_Task description_
From the listing below, return each line that includes "direitos".

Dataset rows
+++
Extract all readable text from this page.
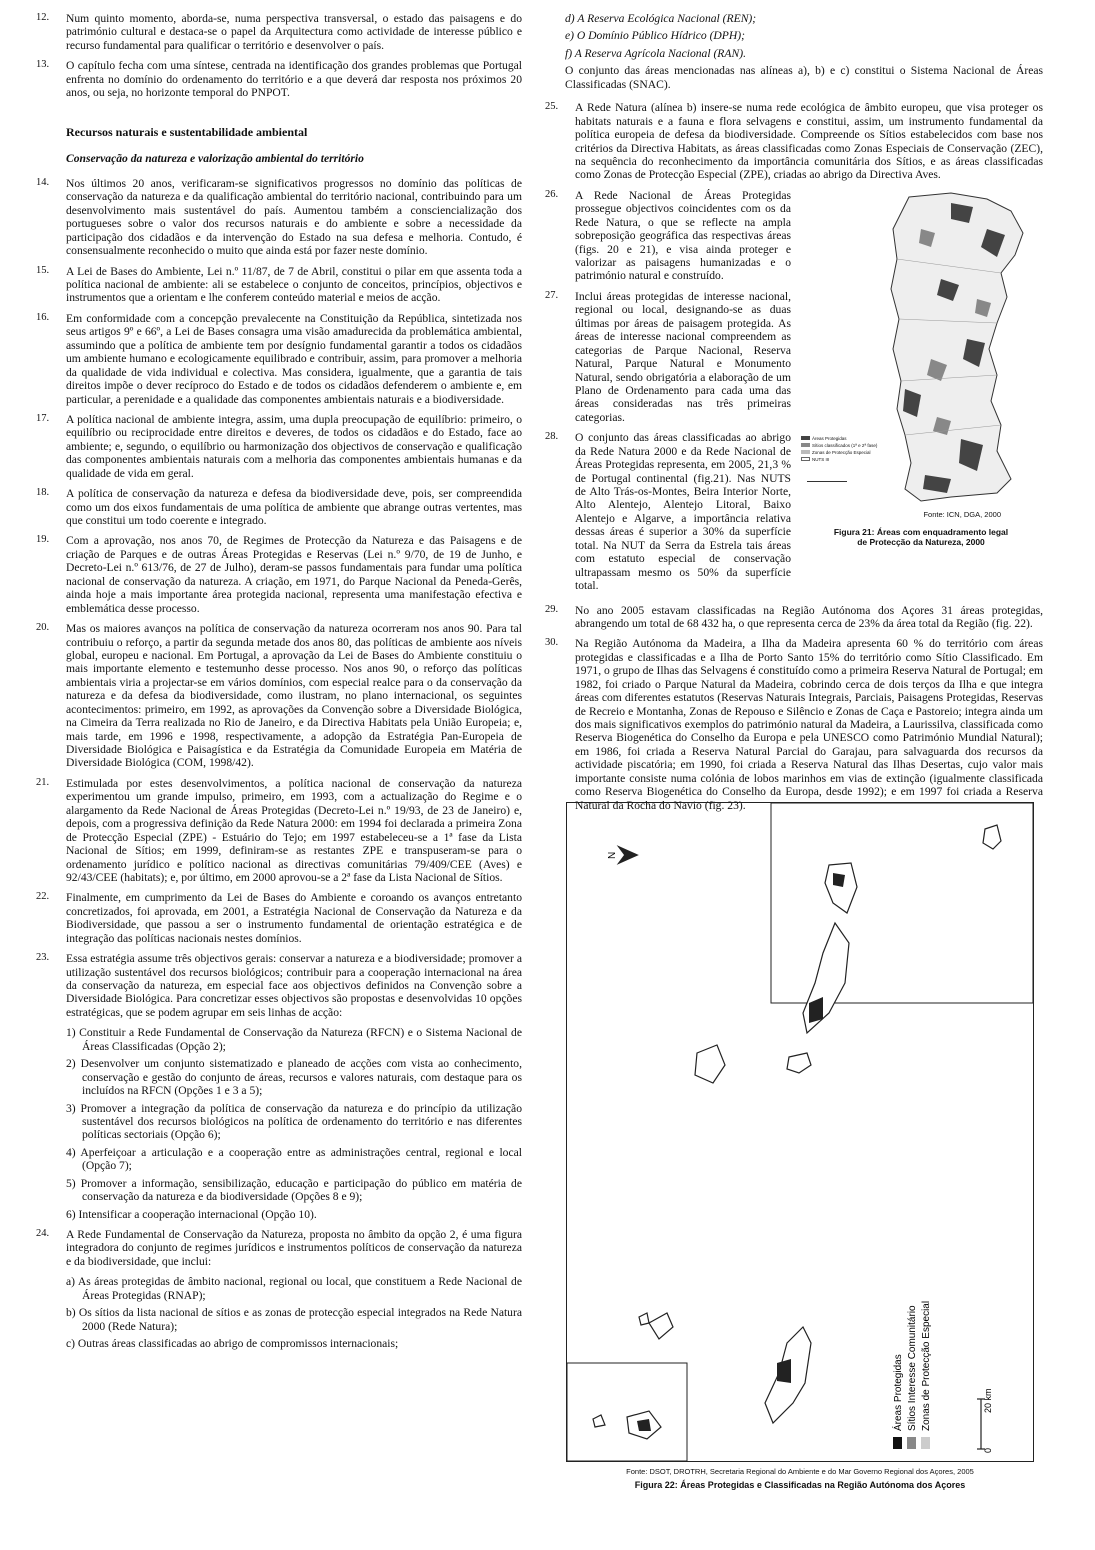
12.	Num quinto momento, aborda-se, numa perspectiva transversal, o estado das paisagens e do património cultural e destaca-se o papel da Arquitectura como actividade de interesse público e recurso fundamental para qualificar o território e desenvolver o país.
13.	O capítulo fecha com uma síntese, centrada na identificação dos grandes problemas que Portugal enfrenta no domínio do ordenamento do território e a que deverá dar resposta nos próximos 20 anos, ou seja, no horizonte temporal do PNPOT.
Recursos naturais e sustentabilidade ambiental
Conservação da natureza e valorização ambiental do território
14.	Nos últimos 20 anos, verificaram-se significativos progressos no domínio das políticas de conservação da natureza e da qualificação ambiental do território nacional, contribuindo para um desenvolvimento mais sustentável do país. Aumentou também a consciencialização dos portugueses sobre o valor dos recursos naturais e do ambiente e sobre a necessidade da participação dos cidadãos e da intervenção do Estado na sua defesa e melhoria. Contudo, é consensualmente reconhecido o muito que ainda está por fazer neste domínio.
15.	A Lei de Bases do Ambiente, Lei n.º 11/87, de 7 de Abril, constitui o pilar em que assenta toda a política nacional de ambiente: ali se estabelece o conjunto de conceitos, princípios, objectivos e instrumentos que a orientam e lhe conferem conteúdo material e meios de acção.
16.	Em conformidade com a concepção prevalecente na Constituição da República, sintetizada nos seus artigos 9º e 66º, a Lei de Bases consagra uma visão amadurecida da problemática ambiental, assumindo que a política de ambiente tem por desígnio fundamental garantir a todos os cidadãos um ambiente humano e ecologicamente equilibrado e contribuir, assim, para promover a melhoria da qualidade de vida individual e colectiva. Mas considera, igualmente, que a garantia de tais direitos impõe o dever recíproco do Estado e de todos os cidadãos defenderem o ambiente e, em particular, a perenidade e a qualidade das componentes ambientais naturais e a biodiversidade.
17.	A política nacional de ambiente integra, assim, uma dupla preocupação de equilíbrio: primeiro, o equilíbrio ou reciprocidade entre direitos e deveres, de todos os cidadãos e do Estado, face ao ambiente; e, segundo, o equilíbrio ou harmonização dos objectivos de conservação e qualificação das componentes ambientais naturais com a melhoria das componentes ambientais humanas e da qualidade de vida em geral.
18.	A política de conservação da natureza e defesa da biodiversidade deve, pois, ser compreendida como um dos eixos fundamentais de uma política de ambiente que abrange outras vertentes, mas que constitui um todo coerente e integrado.
19.	Com a aprovação, nos anos 70, de Regimes de Protecção da Natureza e das Paisagens e de criação de Parques e de outras Áreas Protegidas e Reservas (Lei n.º 9/70, de 19 de Junho, e Decreto-Lei n.º 613/76, de 27 de Julho), deram-se passos fundamentais para fundar uma política nacional de conservação da natureza. A criação, em 1971, do Parque Nacional da Peneda-Gerês, ainda hoje a mais importante área protegida nacional, representa uma manifestação efectiva e emblemática desse processo.
20.	Mas os maiores avanços na política de conservação da natureza ocorreram nos anos 90. Para tal contribuiu o reforço, a partir da segunda metade dos anos 80, das políticas de ambiente aos níveis global, europeu e nacional. Em Portugal, a aprovação da Lei de Bases do Ambiente constituiu o mais importante elemento e testemunho desse processo. Nos anos 90, o reforço das políticas ambientais viria a projectar-se em vários domínios, com especial realce para o da conservação da natureza e da defesa da biodiversidade, como ilustram, no plano internacional, os seguintes acontecimentos: primeiro, em 1992, as aprovações da Convenção sobre a Diversidade Biológica, na Cimeira da Terra realizada no Rio de Janeiro, e da Directiva Habitats pela União Europeia; e, mais tarde, em 1996 e 1998, respectivamente, a adopção da Estratégia Pan-Europeia de Diversidade Biológica e Paisagística e da Estratégia da Comunidade Europeia em Matéria de Diversidade Biológica (COM, 1998/42).
21.	Estimulada por estes desenvolvimentos, a política nacional de conservação da natureza experimentou um grande impulso, primeiro, em 1993, com a actualização do Regime e o alargamento da Rede Nacional de Áreas Protegidas (Decreto-Lei n.º 19/93, de 23 de Janeiro) e, depois, com a progressiva definição da Rede Natura 2000: em 1994 foi declarada a primeira Zona de Protecção Especial (ZPE) - Estuário do Tejo; em 1997 estabeleceu-se a 1ª fase da Lista Nacional de Sítios; em 1999, definiram-se as restantes ZPE e transpuseram-se para o ordenamento jurídico e político nacional as directivas comunitárias 79/409/CEE (Aves) e 92/43/CEE (habitats); e, por último, em 2000 aprovou-se a 2ª fase da Lista Nacional de Sítios.
22.	Finalmente, em cumprimento da Lei de Bases do Ambiente e coroando os avanços entretanto concretizados, foi aprovada, em 2001, a Estratégia Nacional de Conservação da Natureza e da Biodiversidade, que passou a ser o instrumento fundamental de orientação estratégica e de integração das políticas nacionais nestes domínios.
23.	Essa estratégia assume três objectivos gerais: conservar a natureza e a biodiversidade; promover a utilização sustentável dos recursos biológicos; contribuir para a cooperação internacional na área da conservação da natureza, em especial face aos objectivos definidos na Convenção sobre a Diversidade Biológica. Para concretizar esses objectivos são propostas e desenvolvidas 10 opções estratégicas, que se podem agrupar em seis linhas de acção:
1) Constituir a Rede Fundamental de Conservação da Natureza (RFCN) e o Sistema Nacional de Áreas Classificadas (Opção 2);
2) Desenvolver um conjunto sistematizado e planeado de acções com vista ao conhecimento, conservação e gestão do conjunto de áreas, recursos e valores naturais, com destaque para os incluídos na RFCN (Opções 1 e 3 a 5);
3) Promover a integração da política de conservação da natureza e do princípio da utilização sustentável dos recursos biológicos na política de ordenamento do território e nas diferentes políticas sectoriais (Opção 6);
4) Aperfeiçoar a articulação e a cooperação entre as administrações central, regional e local (Opção 7);
5) Promover a informação, sensibilização, educação e participação do público em matéria de conservação da natureza e da biodiversidade (Opções 8 e 9);
6) Intensificar a cooperação internacional (Opção 10).
24.	A Rede Fundamental de Conservação da Natureza, proposta no âmbito da opção 2, é uma figura integradora do conjunto de regimes jurídicos e instrumentos políticos de conservação da natureza e da biodiversidade, que inclui:
a) As áreas protegidas de âmbito nacional, regional ou local, que constituem a Rede Nacional de Áreas Protegidas (RNAP);
b) Os sítios da lista nacional de sítios e as zonas de protecção especial integrados na Rede Natura 2000 (Rede Natura);
c) Outras áreas classificadas ao abrigo de compromissos internacionais;
d) A Reserva Ecológica Nacional (REN);
e) O Domínio Público Hídrico (DPH);
f) A Reserva Agrícola Nacional (RAN).
O conjunto das áreas mencionadas nas alíneas a), b) e c) constitui o Sistema Nacional de Áreas Classificadas (SNAC).
25.	A Rede Natura (alínea b) insere-se numa rede ecológica de âmbito europeu, que visa proteger os habitats naturais e a fauna e flora selvagens e constitui, assim, um instrumento fundamental da política europeia de defesa da biodiversidade. Compreende os Sítios estabelecidos com base nos critérios da Directiva Habitats, as áreas classificadas como Zonas Especiais de Conservação (ZEC), na sequência do reconhecimento da importância comunitária dos Sítios, e as áreas classificadas como Zonas de Protecção Especial (ZPE), criadas ao abrigo da Directiva Aves.
26.	A Rede Nacional de Áreas Protegidas prossegue objectivos coincidentes com os da Rede Natura, o que se reflecte na ampla sobreposição geográfica das respectivas áreas (figs. 20 e 21), e visa ainda proteger e valorizar as paisagens humanizadas e o património natural e construído.
27.	Inclui áreas protegidas de interesse nacional, regional ou local, designando-se as duas últimas por áreas de paisagem protegida. As áreas de interesse nacional compreendem as categorias de Parque Nacional, Reserva Natural, Parque Natural e Monumento Natural, sendo obrigatória a elaboração de um Plano de Ordenamento para cada uma das áreas consideradas nas três primeiras categorias.
28.	O conjunto das áreas classificadas ao abrigo da Rede Natura 2000 e da Rede Nacional de Áreas Protegidas representa, em 2005, 21,3 % de Portugal continental (fig.21). Nas NUTS de Alto Trás-os-Montes, Beira Interior Norte, Alto Alentejo, Alentejo Litoral, Baixo Alentejo e Algarve, a importância relativa dessas áreas é superior a 30% da superfície total. Na NUT da Serra da Estrela tais áreas com estatuto especial de conservação ultrapassam mesmo os 50% da superfície total.
Áreas Protegidas
Sítios classificados (1ª e 2ª fase)
Zonas de Protecção Especial
NUTS III
Fonte: ICN, DGA, 2000
Figura 21: Áreas com enquadramento legal
de Protecção da Natureza, 2000
29.	No ano 2005 estavam classificadas na Região Autónoma dos Açores 31 áreas protegidas, abrangendo um total de 68 432 ha, o que representa cerca de 23% da área total da Região (fig. 22).
30.	Na Região Autónoma da Madeira, a Ilha da Madeira apresenta 60 % do território com áreas protegidas e classificadas e a Ilha de Porto Santo 15% do território como Sítio Classificado. Em 1971, o grupo de Ilhas das Selvagens é constituído como a primeira Reserva Natural de Portugal; em 1982, foi criado o Parque Natural da Madeira, cobrindo cerca de dois terços da Ilha e que integra áreas com diferentes estatutos (Reservas Naturais Integrais, Parciais, Paisagens Protegidas, Reservas de Recreio e Montanha, Zonas de Repouso e Silêncio e Zonas de Caça e Pastoreio; integra ainda um dos mais significativos exemplos do património natural da Madeira, a Laurissilva, classificada como Reserva Biogenética do Conselho da Europa e pela UNESCO como Património Mundial Natural); em 1986, foi criada a Reserva Natural Parcial do Garajau, para salvaguarda dos recursos da actividade piscatória; em 1990, foi criada a Reserva Natural das Ilhas Desertas, cujo valor mais importante consiste numa colónia de lobos marinhos em vias de extinção (igualmente classificada como Reserva Biogenética do Conselho da Europa, desde 1992); e em 1997 foi criada a Reserva Natural da Rocha do Navio (fig. 23).
N
Áreas Protegidas Sítios Interesse Comunitário Zonas de Protecção Especial
0
20 km
Fonte: DSOT, DROTRH, Secretaria Regional do Ambiente e do Mar Governo Regional dos Açores, 2005
Figura 22: Áreas Protegidas e Classificadas na Região Autónoma dos Açores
+++
_Answer to this task_
16.	Em conformidade com a concepção prevalecente na Constituição da República, sintetizada nos seus artigos 9º e 66º, a Lei de Bases consagra uma visão amadurecida da problemática ambiental, assumindo que a política de ambiente tem por desígnio fundamental garantir a todos os cidadãos um ambiente humano e ecologicamente equilibrado e contribuir, assim, para promover a melhoria da qualidade de vida individual e colectiva. Mas considera, igualmente, que a garantia de tais direitos impõe o dever recíproco do Estado e de todos os cidadãos defenderem o ambiente e, em particular, a perenidade e a qualidade das componentes ambientais naturais e a biodiversidade.
17.	A política nacional de ambiente integra, assim, uma dupla preocupação de equilíbrio: primeiro, o equilíbrio ou reciprocidade entre direitos e deveres, de todos os cidadãos e do Estado, face ao ambiente; e, segundo, o equilíbrio ou harmonização dos objectivos de conservação e qualificação das componentes ambientais naturais com a melhoria das componentes ambientais humanas e da qualidade de vida em geral.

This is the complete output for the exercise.